▶ _Given problem_
Pick out each line with the word "imagen" from the material that follows.

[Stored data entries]

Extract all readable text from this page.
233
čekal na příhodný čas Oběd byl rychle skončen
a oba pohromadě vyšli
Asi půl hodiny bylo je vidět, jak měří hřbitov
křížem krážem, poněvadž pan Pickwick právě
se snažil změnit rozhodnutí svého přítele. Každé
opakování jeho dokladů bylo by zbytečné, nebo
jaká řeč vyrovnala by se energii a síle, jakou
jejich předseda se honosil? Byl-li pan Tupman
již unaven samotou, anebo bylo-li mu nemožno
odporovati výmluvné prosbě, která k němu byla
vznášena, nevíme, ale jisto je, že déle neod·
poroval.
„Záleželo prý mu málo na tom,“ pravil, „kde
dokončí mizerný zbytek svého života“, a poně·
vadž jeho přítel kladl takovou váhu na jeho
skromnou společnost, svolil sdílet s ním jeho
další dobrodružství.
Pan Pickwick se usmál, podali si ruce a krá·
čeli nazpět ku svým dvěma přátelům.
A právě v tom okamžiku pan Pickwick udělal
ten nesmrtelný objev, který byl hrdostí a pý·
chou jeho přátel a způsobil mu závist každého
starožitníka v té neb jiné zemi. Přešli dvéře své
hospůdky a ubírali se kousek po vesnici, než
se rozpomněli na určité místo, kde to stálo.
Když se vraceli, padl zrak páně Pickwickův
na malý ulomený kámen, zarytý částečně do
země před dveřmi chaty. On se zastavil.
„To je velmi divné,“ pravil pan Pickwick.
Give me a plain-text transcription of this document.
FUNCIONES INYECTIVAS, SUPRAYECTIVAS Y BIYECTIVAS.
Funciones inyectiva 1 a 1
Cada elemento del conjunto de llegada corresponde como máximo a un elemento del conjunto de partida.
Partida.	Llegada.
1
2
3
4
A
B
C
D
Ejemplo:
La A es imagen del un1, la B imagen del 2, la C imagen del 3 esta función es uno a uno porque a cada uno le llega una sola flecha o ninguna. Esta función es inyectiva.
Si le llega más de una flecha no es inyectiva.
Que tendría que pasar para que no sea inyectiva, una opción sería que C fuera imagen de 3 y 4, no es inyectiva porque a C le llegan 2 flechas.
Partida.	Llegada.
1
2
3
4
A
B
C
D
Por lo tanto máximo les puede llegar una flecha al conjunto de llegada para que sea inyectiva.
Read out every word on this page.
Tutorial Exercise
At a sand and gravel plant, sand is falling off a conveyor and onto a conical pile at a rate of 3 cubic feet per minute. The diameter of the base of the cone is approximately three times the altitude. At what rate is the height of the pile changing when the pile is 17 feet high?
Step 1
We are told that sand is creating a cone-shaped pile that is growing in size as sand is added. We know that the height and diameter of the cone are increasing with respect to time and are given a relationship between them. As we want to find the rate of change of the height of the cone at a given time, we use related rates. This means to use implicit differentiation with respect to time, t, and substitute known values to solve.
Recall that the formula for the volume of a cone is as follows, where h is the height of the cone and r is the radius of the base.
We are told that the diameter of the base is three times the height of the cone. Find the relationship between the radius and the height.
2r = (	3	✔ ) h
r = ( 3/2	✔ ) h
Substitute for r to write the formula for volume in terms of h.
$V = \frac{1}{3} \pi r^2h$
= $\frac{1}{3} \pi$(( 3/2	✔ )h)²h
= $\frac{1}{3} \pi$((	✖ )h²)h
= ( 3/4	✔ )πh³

▶ _Written solution_
La A es imagen del un1, la B imagen del 2, la C imagen del 3 esta función es uno a uno porque a cada uno le llega una sola flecha o ninguna. Esta función es inyectiva.
Que tendría que pasar para que no sea inyectiva, una opción sería que C fuera imagen de 3 y 4, no es inyectiva porque a C le llegan 2 flechas.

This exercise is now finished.